Start of DATA TO USE

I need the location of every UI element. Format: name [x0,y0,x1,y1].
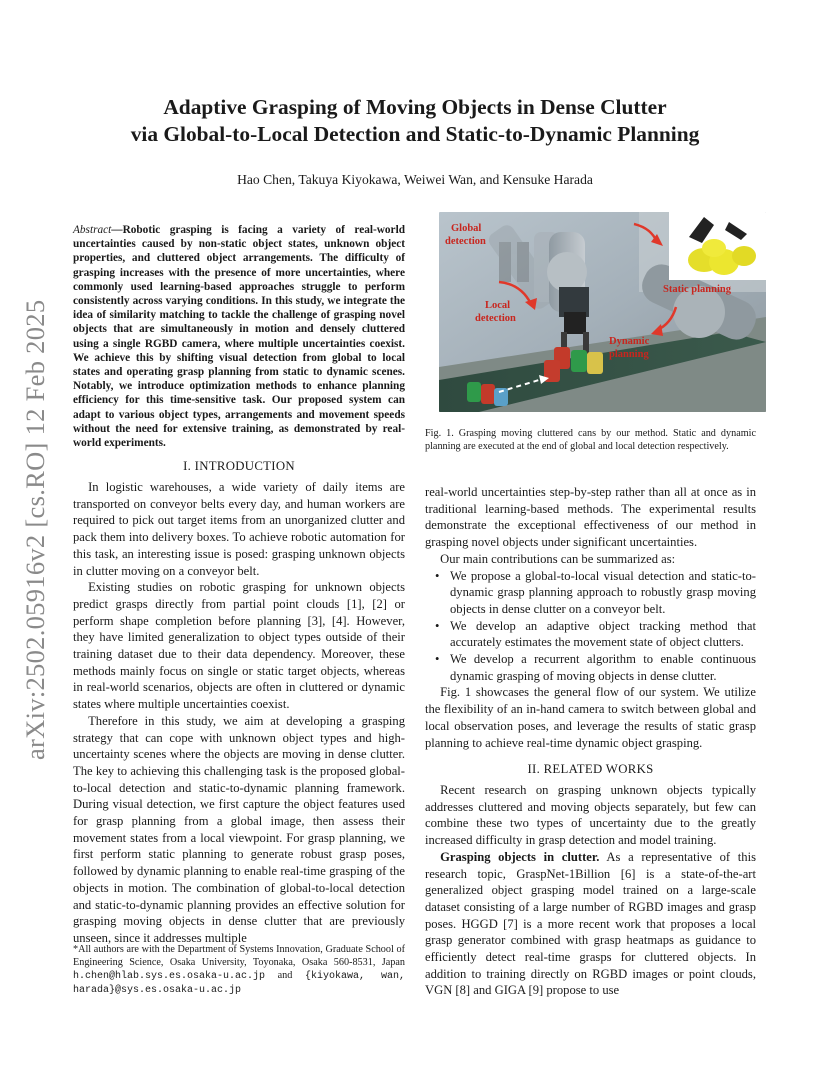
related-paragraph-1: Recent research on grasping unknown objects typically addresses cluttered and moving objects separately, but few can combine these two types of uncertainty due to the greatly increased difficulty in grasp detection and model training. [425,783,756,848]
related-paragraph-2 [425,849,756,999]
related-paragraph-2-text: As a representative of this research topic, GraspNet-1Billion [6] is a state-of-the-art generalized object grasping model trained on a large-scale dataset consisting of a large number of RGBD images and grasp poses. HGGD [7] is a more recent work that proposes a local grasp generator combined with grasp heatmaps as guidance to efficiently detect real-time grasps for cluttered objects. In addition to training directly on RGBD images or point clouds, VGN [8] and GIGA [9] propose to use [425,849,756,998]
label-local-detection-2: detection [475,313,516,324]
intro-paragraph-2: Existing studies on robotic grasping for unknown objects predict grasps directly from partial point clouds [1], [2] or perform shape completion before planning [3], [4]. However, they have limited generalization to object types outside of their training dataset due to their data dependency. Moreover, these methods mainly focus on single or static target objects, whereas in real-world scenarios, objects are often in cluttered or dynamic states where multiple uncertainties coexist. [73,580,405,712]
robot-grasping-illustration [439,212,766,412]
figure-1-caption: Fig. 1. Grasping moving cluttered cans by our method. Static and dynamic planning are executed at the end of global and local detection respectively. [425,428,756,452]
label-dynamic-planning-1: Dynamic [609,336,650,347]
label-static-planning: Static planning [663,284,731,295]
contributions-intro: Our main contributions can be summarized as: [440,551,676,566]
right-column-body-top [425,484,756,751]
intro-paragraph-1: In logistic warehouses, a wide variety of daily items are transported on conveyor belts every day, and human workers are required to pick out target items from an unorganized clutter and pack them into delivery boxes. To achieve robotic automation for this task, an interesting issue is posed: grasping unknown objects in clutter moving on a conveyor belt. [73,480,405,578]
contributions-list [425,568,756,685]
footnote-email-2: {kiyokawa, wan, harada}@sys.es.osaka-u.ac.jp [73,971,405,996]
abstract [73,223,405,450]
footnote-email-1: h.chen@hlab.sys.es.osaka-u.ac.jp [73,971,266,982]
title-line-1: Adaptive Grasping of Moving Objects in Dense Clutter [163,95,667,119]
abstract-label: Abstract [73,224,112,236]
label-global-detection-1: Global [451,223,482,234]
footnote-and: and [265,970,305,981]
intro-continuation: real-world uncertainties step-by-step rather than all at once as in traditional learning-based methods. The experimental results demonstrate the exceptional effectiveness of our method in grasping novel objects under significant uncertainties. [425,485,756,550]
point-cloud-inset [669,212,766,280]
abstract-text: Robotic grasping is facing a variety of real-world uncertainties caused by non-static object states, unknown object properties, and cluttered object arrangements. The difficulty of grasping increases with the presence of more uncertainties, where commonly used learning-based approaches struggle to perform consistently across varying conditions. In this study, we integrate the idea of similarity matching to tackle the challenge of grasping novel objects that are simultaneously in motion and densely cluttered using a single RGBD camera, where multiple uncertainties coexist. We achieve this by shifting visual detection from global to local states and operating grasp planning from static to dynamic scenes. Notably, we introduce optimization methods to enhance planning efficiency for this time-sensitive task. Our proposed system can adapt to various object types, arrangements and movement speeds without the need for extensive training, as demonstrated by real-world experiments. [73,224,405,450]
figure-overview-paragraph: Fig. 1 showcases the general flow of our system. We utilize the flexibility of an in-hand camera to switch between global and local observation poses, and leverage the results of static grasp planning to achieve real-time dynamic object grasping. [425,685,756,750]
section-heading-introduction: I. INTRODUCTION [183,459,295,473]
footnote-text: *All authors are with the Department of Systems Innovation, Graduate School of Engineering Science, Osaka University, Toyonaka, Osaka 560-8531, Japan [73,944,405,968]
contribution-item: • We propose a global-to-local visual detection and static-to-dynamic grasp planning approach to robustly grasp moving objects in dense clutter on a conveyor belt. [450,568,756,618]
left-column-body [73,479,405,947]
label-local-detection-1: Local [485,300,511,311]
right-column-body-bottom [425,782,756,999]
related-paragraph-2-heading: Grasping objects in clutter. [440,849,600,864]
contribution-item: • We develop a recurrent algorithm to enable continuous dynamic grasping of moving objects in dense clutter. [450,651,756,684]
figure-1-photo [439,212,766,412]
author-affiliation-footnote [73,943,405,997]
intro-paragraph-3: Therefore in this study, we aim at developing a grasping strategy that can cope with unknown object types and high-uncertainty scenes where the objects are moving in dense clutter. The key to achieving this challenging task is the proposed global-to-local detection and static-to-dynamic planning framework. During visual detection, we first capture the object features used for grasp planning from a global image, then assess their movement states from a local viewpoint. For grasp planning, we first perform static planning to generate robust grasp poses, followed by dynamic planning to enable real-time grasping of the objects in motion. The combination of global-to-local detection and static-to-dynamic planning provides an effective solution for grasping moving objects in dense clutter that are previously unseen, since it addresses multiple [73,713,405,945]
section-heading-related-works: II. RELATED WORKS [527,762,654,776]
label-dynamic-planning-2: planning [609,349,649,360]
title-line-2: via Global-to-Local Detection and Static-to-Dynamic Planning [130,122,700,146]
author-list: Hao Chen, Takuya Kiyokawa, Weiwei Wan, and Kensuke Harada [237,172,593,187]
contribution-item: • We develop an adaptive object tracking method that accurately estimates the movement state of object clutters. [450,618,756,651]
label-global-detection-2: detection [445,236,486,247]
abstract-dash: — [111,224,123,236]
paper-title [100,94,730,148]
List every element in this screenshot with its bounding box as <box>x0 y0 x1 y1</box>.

End of DATA TO USE
Start of DATA TO USE

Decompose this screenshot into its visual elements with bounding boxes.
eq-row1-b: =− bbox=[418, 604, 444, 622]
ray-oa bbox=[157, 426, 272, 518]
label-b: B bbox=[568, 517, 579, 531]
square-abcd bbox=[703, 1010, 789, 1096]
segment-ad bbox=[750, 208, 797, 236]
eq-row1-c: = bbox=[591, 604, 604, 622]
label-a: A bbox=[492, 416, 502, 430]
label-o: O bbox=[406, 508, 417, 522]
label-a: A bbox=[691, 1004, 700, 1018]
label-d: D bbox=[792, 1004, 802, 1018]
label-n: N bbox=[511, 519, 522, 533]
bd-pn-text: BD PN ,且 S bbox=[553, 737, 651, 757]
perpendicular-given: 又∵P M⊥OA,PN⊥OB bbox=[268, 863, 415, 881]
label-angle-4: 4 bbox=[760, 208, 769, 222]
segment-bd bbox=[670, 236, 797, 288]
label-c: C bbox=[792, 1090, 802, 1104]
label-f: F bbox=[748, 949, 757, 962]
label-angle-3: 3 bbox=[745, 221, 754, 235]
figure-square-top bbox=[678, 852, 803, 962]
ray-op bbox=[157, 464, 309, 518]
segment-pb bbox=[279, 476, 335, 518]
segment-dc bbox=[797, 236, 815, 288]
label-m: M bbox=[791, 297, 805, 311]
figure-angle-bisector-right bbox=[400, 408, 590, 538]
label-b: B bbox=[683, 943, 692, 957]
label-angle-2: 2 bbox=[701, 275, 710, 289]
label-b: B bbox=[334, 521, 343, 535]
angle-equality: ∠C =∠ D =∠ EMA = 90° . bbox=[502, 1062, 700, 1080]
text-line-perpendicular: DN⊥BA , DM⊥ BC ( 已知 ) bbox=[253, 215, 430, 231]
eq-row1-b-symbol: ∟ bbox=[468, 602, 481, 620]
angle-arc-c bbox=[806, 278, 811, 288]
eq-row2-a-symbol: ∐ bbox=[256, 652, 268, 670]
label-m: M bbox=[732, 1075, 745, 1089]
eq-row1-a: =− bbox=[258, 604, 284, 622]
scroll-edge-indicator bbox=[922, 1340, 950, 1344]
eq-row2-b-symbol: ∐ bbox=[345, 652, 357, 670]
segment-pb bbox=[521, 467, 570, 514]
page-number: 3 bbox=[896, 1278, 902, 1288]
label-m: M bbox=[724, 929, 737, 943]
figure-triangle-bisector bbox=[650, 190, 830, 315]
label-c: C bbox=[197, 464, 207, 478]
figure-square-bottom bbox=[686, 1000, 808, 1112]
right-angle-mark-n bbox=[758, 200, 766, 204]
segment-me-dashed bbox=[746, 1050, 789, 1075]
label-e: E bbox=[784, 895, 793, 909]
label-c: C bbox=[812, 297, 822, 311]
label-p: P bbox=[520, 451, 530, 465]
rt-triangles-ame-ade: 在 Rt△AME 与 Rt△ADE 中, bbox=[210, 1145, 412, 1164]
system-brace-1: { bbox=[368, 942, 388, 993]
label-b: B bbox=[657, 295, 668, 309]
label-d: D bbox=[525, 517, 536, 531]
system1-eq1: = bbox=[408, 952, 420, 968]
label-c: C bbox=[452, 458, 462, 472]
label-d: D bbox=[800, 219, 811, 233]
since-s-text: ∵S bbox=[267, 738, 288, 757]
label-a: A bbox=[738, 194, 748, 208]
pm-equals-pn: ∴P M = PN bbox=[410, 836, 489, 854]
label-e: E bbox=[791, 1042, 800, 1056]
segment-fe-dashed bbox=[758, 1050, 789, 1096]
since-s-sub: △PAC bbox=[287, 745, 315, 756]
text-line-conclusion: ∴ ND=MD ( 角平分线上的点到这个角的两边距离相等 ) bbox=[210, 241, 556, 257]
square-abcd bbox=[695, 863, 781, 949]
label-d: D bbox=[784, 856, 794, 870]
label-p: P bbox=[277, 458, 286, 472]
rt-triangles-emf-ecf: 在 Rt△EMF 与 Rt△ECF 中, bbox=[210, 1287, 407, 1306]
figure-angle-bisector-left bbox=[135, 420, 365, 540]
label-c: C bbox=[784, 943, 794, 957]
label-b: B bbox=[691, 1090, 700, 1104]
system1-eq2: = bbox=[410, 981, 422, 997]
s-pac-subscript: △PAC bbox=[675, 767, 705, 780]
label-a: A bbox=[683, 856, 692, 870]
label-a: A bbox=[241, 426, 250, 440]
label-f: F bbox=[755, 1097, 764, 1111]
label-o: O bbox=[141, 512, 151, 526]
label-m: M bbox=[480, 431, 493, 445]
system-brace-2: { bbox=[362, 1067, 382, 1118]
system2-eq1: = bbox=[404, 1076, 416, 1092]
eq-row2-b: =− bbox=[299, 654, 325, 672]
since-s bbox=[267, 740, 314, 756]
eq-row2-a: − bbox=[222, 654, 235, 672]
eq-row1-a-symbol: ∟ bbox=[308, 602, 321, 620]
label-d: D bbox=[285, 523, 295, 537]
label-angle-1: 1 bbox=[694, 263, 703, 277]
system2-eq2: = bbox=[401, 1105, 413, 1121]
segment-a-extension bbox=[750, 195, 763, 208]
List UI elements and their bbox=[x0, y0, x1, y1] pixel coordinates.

End of DATA TO USE

* **AIM**:
Rewrite the records from the line containing "Decompose this screenshot" through the line containing "segment-bd bbox=[670, 236, 797, 288]", replacing every "label" with "tag" and leaving everything else unchanged.

* **EXERCISE OUTPUT**:
Decompose this screenshot into its visual elements with bounding boxes.
eq-row1-b: =− bbox=[418, 604, 444, 622]
ray-oa bbox=[157, 426, 272, 518]
tag-b: B bbox=[568, 517, 579, 531]
square-abcd bbox=[703, 1010, 789, 1096]
segment-ad bbox=[750, 208, 797, 236]
eq-row1-c: = bbox=[591, 604, 604, 622]
tag-a: A bbox=[492, 416, 502, 430]
tag-o: O bbox=[406, 508, 417, 522]
tag-a: A bbox=[691, 1004, 700, 1018]
tag-d: D bbox=[792, 1004, 802, 1018]
tag-n: N bbox=[511, 519, 522, 533]
bd-pn-text: BD PN ,且 S bbox=[553, 737, 651, 757]
perpendicular-given: 又∵P M⊥OA,PN⊥OB bbox=[268, 863, 415, 881]
tag-angle-4: 4 bbox=[760, 208, 769, 222]
segment-bd bbox=[670, 236, 797, 288]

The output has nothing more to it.